Task details: Return all lines in the material below that contain "кешке".

--- begin Material for the task ---

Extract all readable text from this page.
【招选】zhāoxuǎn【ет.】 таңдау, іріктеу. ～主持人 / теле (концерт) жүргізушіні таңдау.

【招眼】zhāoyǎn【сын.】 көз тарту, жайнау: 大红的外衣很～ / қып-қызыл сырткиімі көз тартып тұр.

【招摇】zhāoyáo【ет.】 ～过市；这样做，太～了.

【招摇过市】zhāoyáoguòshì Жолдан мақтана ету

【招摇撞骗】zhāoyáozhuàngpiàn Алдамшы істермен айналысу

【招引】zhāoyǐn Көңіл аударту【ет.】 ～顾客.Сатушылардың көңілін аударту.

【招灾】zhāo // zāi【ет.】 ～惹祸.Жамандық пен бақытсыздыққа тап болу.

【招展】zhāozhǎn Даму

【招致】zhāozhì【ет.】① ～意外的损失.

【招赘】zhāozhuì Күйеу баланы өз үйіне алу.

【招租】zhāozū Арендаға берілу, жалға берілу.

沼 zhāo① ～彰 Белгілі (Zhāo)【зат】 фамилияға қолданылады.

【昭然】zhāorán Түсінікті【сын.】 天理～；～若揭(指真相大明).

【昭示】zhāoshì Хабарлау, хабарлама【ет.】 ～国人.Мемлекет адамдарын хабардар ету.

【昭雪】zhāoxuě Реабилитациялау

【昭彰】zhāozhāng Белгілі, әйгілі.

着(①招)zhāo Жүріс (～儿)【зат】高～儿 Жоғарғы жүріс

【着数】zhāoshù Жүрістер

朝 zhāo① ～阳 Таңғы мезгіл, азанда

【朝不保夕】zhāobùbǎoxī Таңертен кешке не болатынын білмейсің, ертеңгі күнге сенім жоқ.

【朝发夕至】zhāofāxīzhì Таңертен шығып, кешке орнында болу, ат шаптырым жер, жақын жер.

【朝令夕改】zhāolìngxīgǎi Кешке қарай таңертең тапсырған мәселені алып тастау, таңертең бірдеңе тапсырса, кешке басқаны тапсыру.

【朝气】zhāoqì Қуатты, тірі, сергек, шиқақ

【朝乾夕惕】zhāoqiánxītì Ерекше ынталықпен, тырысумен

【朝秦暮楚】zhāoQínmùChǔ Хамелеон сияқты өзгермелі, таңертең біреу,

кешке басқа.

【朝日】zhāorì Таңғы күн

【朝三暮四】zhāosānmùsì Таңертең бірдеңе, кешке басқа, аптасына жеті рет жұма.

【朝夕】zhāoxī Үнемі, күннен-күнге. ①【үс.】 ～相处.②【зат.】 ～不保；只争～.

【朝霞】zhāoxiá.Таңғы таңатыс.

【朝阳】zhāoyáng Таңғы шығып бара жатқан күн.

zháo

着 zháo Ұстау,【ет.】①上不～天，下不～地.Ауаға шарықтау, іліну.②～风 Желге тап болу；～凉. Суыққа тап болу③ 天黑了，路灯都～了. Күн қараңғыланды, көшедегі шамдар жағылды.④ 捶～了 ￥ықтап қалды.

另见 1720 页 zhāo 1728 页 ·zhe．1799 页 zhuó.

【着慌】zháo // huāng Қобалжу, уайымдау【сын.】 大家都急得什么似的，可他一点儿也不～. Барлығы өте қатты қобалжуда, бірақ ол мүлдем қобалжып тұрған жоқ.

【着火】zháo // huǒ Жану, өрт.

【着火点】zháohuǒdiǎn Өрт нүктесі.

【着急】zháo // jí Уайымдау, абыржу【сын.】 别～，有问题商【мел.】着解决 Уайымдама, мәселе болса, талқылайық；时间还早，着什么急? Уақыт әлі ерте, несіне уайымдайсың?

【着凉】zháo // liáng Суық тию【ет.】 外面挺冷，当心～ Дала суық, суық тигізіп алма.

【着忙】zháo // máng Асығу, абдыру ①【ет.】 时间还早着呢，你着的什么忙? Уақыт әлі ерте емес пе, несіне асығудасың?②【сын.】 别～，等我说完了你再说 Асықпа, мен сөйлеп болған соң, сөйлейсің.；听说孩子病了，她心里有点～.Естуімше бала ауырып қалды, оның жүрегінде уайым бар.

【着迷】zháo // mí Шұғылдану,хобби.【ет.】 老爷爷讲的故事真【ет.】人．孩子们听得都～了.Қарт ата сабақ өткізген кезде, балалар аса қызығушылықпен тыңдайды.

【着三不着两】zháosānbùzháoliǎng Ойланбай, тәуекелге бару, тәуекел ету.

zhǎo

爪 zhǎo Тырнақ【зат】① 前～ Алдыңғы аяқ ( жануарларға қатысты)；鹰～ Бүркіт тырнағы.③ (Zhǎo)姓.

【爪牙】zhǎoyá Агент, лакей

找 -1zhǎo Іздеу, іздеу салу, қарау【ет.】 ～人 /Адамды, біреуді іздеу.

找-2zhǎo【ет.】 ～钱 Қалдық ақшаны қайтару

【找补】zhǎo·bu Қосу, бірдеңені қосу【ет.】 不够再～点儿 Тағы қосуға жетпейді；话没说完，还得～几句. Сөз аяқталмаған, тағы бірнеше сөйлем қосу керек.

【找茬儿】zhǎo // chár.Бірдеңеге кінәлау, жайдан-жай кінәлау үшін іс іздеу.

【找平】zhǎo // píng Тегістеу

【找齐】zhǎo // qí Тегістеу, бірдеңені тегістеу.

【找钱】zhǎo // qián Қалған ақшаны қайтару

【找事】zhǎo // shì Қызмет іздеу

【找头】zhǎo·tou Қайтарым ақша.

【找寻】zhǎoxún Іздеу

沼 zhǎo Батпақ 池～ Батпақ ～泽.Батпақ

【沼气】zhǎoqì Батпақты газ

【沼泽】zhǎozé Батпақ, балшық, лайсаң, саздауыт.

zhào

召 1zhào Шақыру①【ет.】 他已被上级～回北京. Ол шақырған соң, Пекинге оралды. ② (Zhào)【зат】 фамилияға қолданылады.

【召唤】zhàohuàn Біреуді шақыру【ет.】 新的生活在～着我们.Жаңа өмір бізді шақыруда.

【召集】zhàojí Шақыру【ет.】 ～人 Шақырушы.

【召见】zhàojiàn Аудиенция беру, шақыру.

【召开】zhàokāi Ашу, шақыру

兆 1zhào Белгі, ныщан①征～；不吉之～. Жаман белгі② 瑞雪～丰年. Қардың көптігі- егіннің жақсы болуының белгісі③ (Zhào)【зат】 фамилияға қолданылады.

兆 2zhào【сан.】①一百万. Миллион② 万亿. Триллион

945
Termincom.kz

--- end Material for the task ---

Task response:
【朝不保夕】zhāobùbǎoxī Таңертен кешке не болатынын білмейсің, ертеңгі күнге сенім жоқ.
【朝发夕至】zhāofāxīzhì Таңертен шығып, кешке орнында болу, ат шаптырым жер, жақын жер.
【朝令夕改】zhāolìngxīgǎi Кешке қарай таңертең тапсырған мәселені алып тастау, таңертең бірдеңе тапсырса, кешке басқаны тапсыру.
кешке басқа.
【朝三暮四】zhāosānmùsì Таңертең бірдеңе, кешке басқа, аптасына жеті рет жұма.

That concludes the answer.